### Supplied entries ###
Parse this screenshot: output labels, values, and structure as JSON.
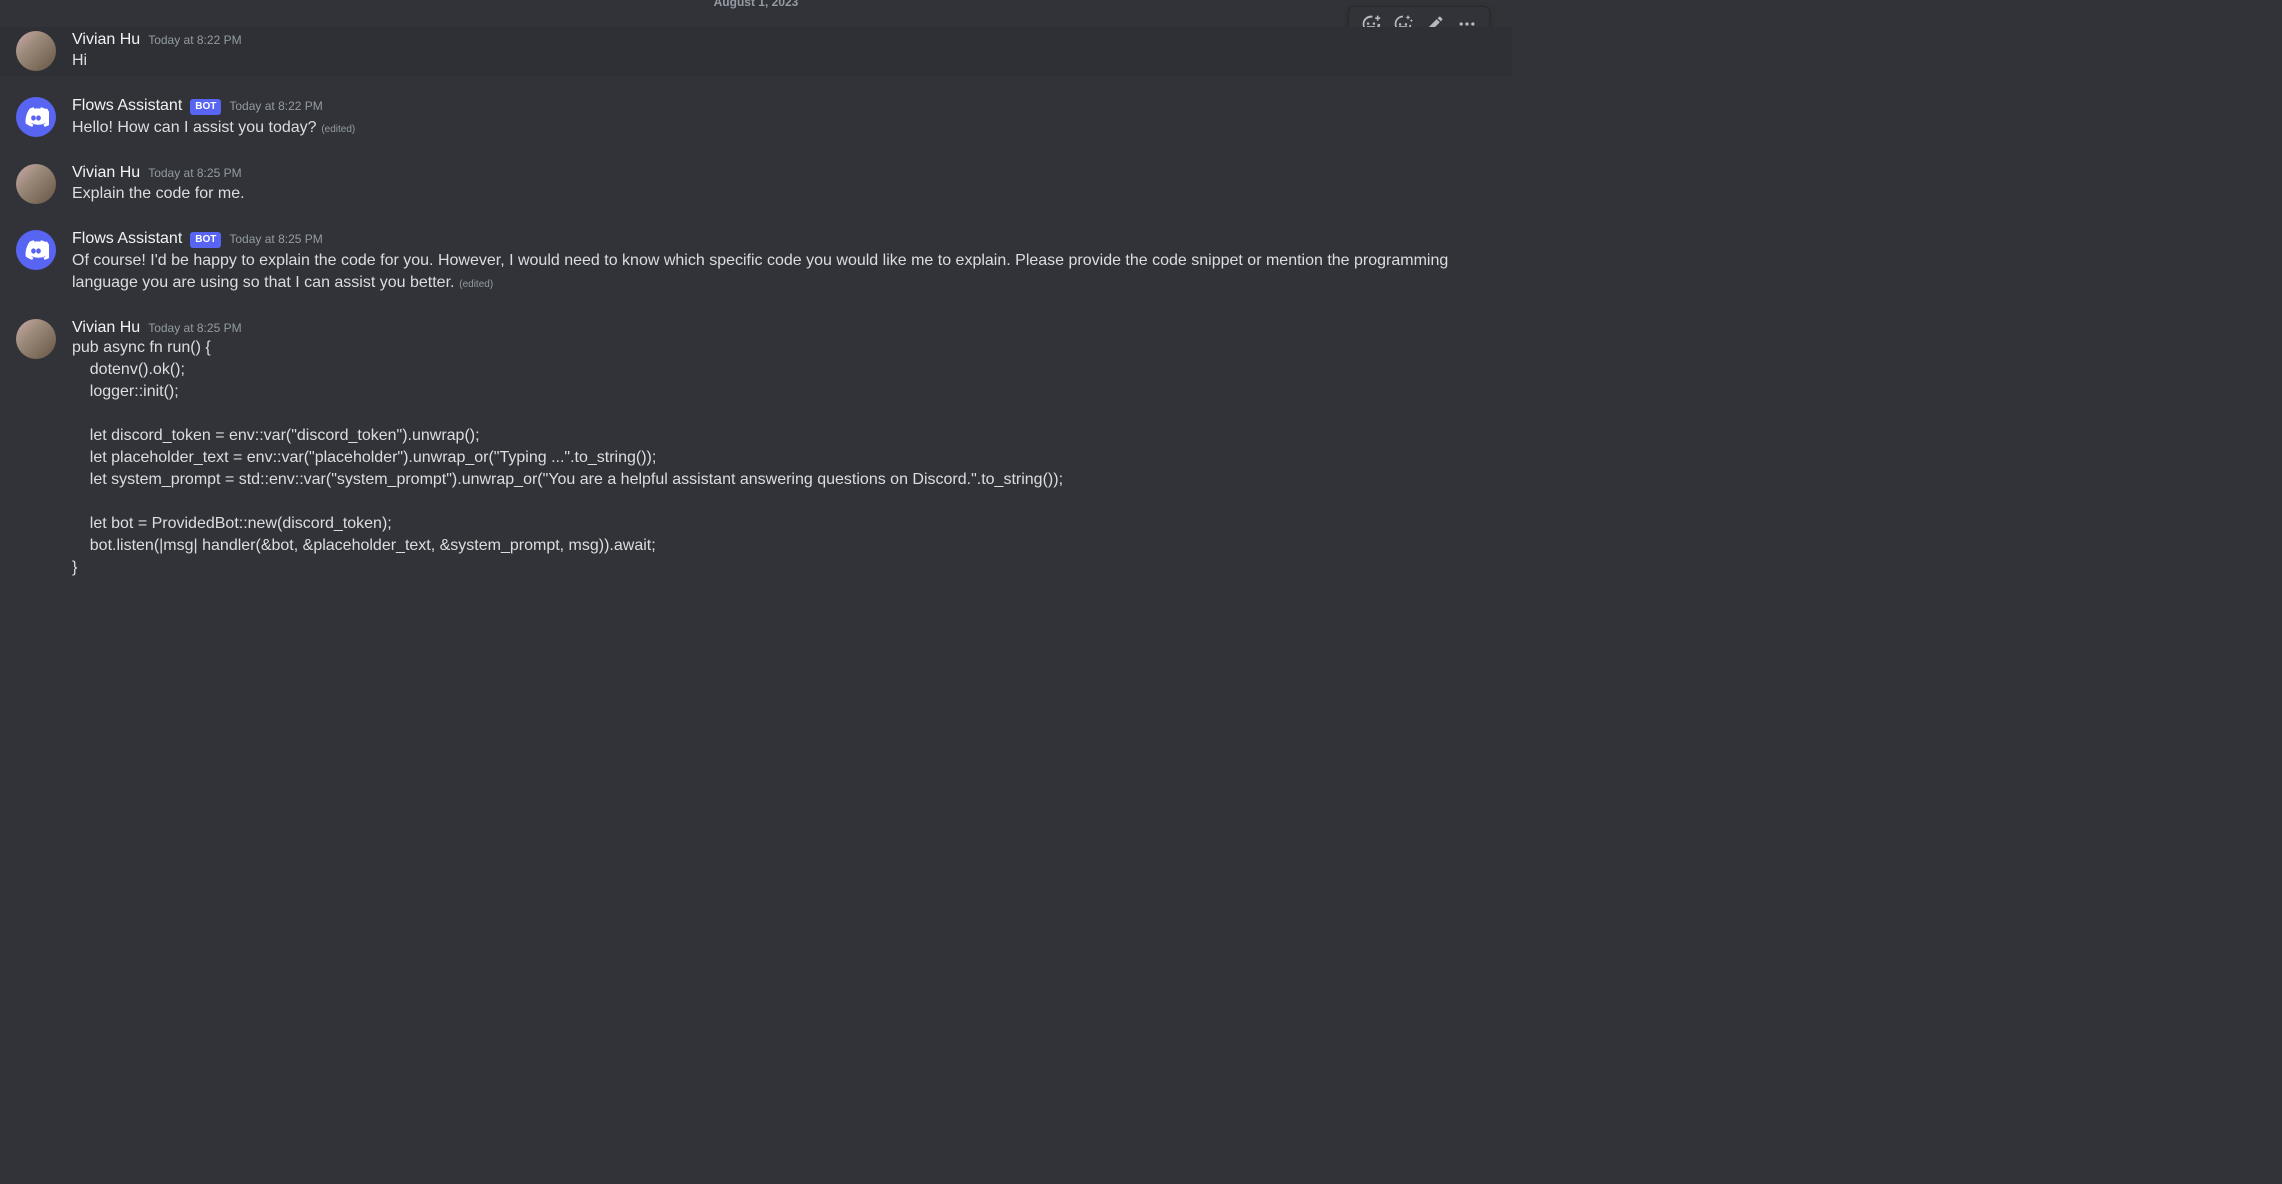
{
  "dateDivider": "August 1, 2023",
  "editedLabel": "(edited)",
  "botTag": "BOT",
  "messages": [
    {
      "author": "Vivian Hu",
      "isBot": false,
      "timestamp": "Today at 8:22 PM",
      "hovered": true,
      "lines": [
        "Hi"
      ],
      "edited": false
    },
    {
      "author": "Flows Assistant",
      "isBot": true,
      "timestamp": "Today at 8:22 PM",
      "hovered": false,
      "lines": [
        "Hello! How can I assist you today?"
      ],
      "edited": true
    },
    {
      "author": "Vivian Hu",
      "isBot": false,
      "timestamp": "Today at 8:25 PM",
      "hovered": false,
      "lines": [
        "Explain the code for me."
      ],
      "edited": false
    },
    {
      "author": "Flows Assistant",
      "isBot": true,
      "timestamp": "Today at 8:25 PM",
      "hovered": false,
      "lines": [
        "Of course! I'd be happy to explain the code for you. However, I would need to know which specific code you would like me to explain. Please provide the code snippet or mention the programming language you are using so that I can assist you better."
      ],
      "edited": true
    },
    {
      "author": "Vivian Hu",
      "isBot": false,
      "timestamp": "Today at 8:25 PM",
      "hovered": false,
      "code": "pub async fn run() {\n    dotenv().ok();\n    logger::init();\n\n    let discord_token = env::var(\"discord_token\").unwrap();\n    let placeholder_text = env::var(\"placeholder\").unwrap_or(\"Typing ...\".to_string());\n    let system_prompt = std::env::var(\"system_prompt\").unwrap_or(\"You are a helpful assistant answering questions on Discord.\".to_string());\n\n    let bot = ProvidedBot::new(discord_token);\n    bot.listen(|msg| handler(&bot, &placeholder_text, &system_prompt, msg)).await;\n}",
      "edited": false
    }
  ]
}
###
Exercise:
Take the listing above and restate it word for word, without its pictures.

Final result:
Parse this screenshot: output labels, values, and structure as JSON.
{
  "dateDivider": "August 1, 2023",
  "editedLabel": "(edited)",
  "botTag": "BOT",
  "messages": [
    {
      "author": "Vivian Hu",
      "isBot": false,
      "timestamp": "Today at 8:22 PM",
      "hovered": true,
      "lines": [
        "Hi"
      ],
      "edited": false
    },
    {
      "author": "Flows Assistant",
      "isBot": true,
      "timestamp": "Today at 8:22 PM",
      "hovered": false,
      "lines": [
        "Hello! How can I assist you today?"
      ],
      "edited": true
    },
    {
      "author": "Vivian Hu",
      "isBot": false,
      "timestamp": "Today at 8:25 PM",
      "hovered": false,
      "lines": [
        "Explain the code for me."
      ],
      "edited": false
    },
    {
      "author": "Flows Assistant",
      "isBot": true,
      "timestamp": "Today at 8:25 PM",
      "hovered": false,
      "lines": [
        "Of course! I'd be happy to explain the code for you. However, I would need to know which specific code you would like me to explain. Please provide the code snippet or mention the programming language you are using so that I can assist you better."
      ],
      "edited": true
    },
    {
      "author": "Vivian Hu",
      "isBot": false,
      "timestamp": "Today at 8:25 PM",
      "hovered": false,
      "code": "pub async fn run() {\n    dotenv().ok();\n    logger::init();\n\n    let discord_token = env::var(\"discord_token\").unwrap();\n    let placeholder_text = env::var(\"placeholder\").unwrap_or(\"Typing ...\".to_string());\n    let system_prompt = std::env::var(\"system_prompt\").unwrap_or(\"You are a helpful assistant answering questions on Discord.\".to_string());\n\n    let bot = ProvidedBot::new(discord_token);\n    bot.listen(|msg| handler(&bot, &placeholder_text, &system_prompt, msg)).await;\n}",
      "edited": false
    }
  ]
}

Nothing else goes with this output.